EXERCISE BRIEF: Each of the entries should be retyped precisely as it appears.

[Source records]
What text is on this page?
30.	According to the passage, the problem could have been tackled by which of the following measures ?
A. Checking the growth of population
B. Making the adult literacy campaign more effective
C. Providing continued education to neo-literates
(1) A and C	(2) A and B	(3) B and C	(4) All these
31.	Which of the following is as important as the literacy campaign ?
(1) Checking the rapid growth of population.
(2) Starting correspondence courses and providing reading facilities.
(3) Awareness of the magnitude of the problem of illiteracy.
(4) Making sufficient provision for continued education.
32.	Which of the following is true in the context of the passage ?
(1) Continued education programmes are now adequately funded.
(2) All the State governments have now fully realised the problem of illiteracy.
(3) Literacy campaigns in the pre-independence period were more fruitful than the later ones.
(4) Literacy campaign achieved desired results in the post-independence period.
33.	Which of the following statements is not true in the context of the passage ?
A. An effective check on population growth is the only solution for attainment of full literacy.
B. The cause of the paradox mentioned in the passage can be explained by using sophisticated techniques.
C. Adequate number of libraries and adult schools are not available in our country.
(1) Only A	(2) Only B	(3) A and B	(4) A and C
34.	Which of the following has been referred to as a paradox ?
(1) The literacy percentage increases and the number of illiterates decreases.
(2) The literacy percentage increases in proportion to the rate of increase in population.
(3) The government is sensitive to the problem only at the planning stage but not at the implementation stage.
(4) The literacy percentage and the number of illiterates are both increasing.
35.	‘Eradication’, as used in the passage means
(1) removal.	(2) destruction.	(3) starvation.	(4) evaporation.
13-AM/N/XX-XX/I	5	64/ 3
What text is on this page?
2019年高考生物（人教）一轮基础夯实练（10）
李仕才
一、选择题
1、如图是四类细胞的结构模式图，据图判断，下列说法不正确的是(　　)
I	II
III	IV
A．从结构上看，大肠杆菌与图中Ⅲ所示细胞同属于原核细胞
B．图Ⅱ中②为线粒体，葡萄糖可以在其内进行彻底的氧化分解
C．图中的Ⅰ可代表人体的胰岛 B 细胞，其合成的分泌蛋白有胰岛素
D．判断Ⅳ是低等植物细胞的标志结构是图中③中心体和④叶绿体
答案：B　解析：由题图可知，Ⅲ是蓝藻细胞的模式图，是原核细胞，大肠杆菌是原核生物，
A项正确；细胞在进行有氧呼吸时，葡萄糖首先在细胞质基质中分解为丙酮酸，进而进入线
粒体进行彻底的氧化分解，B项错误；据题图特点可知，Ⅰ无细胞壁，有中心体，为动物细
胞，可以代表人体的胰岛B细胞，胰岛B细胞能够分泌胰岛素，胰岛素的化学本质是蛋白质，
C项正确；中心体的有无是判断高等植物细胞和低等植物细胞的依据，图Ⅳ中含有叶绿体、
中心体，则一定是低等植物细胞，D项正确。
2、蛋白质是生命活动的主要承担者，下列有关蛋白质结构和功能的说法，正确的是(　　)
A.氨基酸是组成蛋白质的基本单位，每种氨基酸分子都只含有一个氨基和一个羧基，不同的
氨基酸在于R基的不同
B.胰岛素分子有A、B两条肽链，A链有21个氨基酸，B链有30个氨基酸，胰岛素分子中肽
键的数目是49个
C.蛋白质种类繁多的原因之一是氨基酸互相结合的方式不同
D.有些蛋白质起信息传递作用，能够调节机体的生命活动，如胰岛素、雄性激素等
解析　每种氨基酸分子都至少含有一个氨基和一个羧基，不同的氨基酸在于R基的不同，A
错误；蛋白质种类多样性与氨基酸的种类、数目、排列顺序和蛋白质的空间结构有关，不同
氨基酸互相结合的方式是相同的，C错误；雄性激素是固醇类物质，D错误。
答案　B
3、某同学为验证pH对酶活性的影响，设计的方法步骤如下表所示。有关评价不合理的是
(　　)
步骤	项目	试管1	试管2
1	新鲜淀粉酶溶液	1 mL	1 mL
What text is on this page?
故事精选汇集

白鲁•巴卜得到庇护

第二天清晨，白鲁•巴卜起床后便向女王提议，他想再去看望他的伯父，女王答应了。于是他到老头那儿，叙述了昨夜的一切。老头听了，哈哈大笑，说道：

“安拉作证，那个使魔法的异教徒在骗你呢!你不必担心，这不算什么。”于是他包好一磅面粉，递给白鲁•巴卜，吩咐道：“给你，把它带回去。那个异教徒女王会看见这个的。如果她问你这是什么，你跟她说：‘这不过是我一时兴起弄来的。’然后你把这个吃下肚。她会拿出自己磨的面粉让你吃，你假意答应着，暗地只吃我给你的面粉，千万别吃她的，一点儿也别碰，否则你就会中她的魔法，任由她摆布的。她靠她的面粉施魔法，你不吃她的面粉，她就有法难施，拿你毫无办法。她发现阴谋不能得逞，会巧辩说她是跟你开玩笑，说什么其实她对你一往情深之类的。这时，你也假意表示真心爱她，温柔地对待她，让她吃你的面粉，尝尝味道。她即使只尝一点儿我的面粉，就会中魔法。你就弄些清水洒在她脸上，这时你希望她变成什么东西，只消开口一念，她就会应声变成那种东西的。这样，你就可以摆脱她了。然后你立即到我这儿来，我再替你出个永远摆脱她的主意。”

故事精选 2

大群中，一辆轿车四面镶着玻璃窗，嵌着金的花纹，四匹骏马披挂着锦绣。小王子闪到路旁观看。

THE RESULT:
What text is on this page?
30.	According to the passage, the problem could have been tackled by which of the following measures ?
A. Checking the growth of population
B. Making the adult literacy campaign more effective
C. Providing continued education to neo-literates
(1) A and C	(2) A and B	(3) B and C	(4) All these
31.	Which of the following is as important as the literacy campaign ?
(1) Checking the rapid growth of population.
(2) Starting correspondence courses and providing reading facilities.
(3) Awareness of the magnitude of the problem of illiteracy.
(4) Making sufficient provision for continued education.
32.	Which of the following is true in the context of the passage ?
(1) Continued education programmes are now adequately funded.
(2) All the State governments have now fully realised the problem of illiteracy.
(3) Literacy campaigns in the pre-independence period were more fruitful than the later ones.
(4) Literacy campaign achieved desired results in the post-independence period.
33.	Which of the following statements is not true in the context of the passage ?
A. An effective check on population growth is the only solution for attainment of full literacy.
B. The cause of the paradox mentioned in the passage can be explained by using sophisticated techniques.
C. Adequate number of libraries and adult schools are not available in our country.
(1) Only A	(2) Only B	(3) A and B	(4) A and C
34.	Which of the following has been referred to as a paradox ?
(1) The literacy percentage increases and the number of illiterates decreases.
(2) The literacy percentage increases in proportion to the rate of increase in population.
(3) The government is sensitive to the problem only at the planning stage but not at the implementation stage.
(4) The literacy percentage and the number of illiterates are both increasing.
35.	‘Eradication’, as used in the passage means
(1) removal.	(2) destruction.	(3) starvation.	(4) evaporation.
13-AM/N/XX-XX/I	5	64/ 3
What text is on this page?
2019年高考生物（人教）一轮基础夯实练（10）
李仕才
一、选择题
1、如图是四类细胞的结构模式图，据图判断，下列说法不正确的是(　　)
I	II
III	IV
A．从结构上看，大肠杆菌与图中Ⅲ所示细胞同属于原核细胞
B．图Ⅱ中②为线粒体，葡萄糖可以在其内进行彻底的氧化分解
C．图中的Ⅰ可代表人体的胰岛 B 细胞，其合成的分泌蛋白有胰岛素
D．判断Ⅳ是低等植物细胞的标志结构是图中③中心体和④叶绿体
答案：B　解析：由题图可知，Ⅲ是蓝藻细胞的模式图，是原核细胞，大肠杆菌是原核生物，
A项正确；细胞在进行有氧呼吸时，葡萄糖首先在细胞质基质中分解为丙酮酸，进而进入线
粒体进行彻底的氧化分解，B项错误；据题图特点可知，Ⅰ无细胞壁，有中心体，为动物细
胞，可以代表人体的胰岛B细胞，胰岛B细胞能够分泌胰岛素，胰岛素的化学本质是蛋白质，
C项正确；中心体的有无是判断高等植物细胞和低等植物细胞的依据，图Ⅳ中含有叶绿体、
中心体，则一定是低等植物细胞，D项正确。
2、蛋白质是生命活动的主要承担者，下列有关蛋白质结构和功能的说法，正确的是(　　)
A.氨基酸是组成蛋白质的基本单位，每种氨基酸分子都只含有一个氨基和一个羧基，不同的
氨基酸在于R基的不同
B.胰岛素分子有A、B两条肽链，A链有21个氨基酸，B链有30个氨基酸，胰岛素分子中肽
键的数目是49个
C.蛋白质种类繁多的原因之一是氨基酸互相结合的方式不同
D.有些蛋白质起信息传递作用，能够调节机体的生命活动，如胰岛素、雄性激素等
解析　每种氨基酸分子都至少含有一个氨基和一个羧基，不同的氨基酸在于R基的不同，A
错误；蛋白质种类多样性与氨基酸的种类、数目、排列顺序和蛋白质的空间结构有关，不同
氨基酸互相结合的方式是相同的，C错误；雄性激素是固醇类物质，D错误。
答案　B
3、某同学为验证pH对酶活性的影响，设计的方法步骤如下表所示。有关评价不合理的是
(　　)
步骤	项目	试管1	试管2
1	新鲜淀粉酶溶液	1 mL	1 mL
What text is on this page?
故事精选汇集

白鲁•巴卜得到庇护

第二天清晨，白鲁•巴卜起床后便向女王提议，他想再去看望他的伯父，女王答应了。于是他到老头那儿，叙述了昨夜的一切。老头听了，哈哈大笑，说道：

“安拉作证，那个使魔法的异教徒在骗你呢!你不必担心，这不算什么。”于是他包好一磅面粉，递给白鲁•巴卜，吩咐道：“给你，把它带回去。那个异教徒女王会看见这个的。如果她问你这是什么，你跟她说：‘这不过是我一时兴起弄来的。’然后你把这个吃下肚。她会拿出自己磨的面粉让你吃，你假意答应着，暗地只吃我给你的面粉，千万别吃她的，一点儿也别碰，否则你就会中她的魔法，任由她摆布的。她靠她的面粉施魔法，你不吃她的面粉，她就有法难施，拿你毫无办法。她发现阴谋不能得逞，会巧辩说她是跟你开玩笑，说什么其实她对你一往情深之类的。这时，你也假意表示真心爱她，温柔地对待她，让她吃你的面粉，尝尝味道。她即使只尝一点儿我的面粉，就会中魔法。你就弄些清水洒在她脸上，这时你希望她变成什么东西，只消开口一念，她就会应声变成那种东西的。这样，你就可以摆脱她了。然后你立即到我这儿来，我再替你出个永远摆脱她的主意。”

故事精选 2

大群中，一辆轿车四面镶着玻璃窗，嵌着金的花纹，四匹骏马披挂着锦绣。小王子闪到路旁观看。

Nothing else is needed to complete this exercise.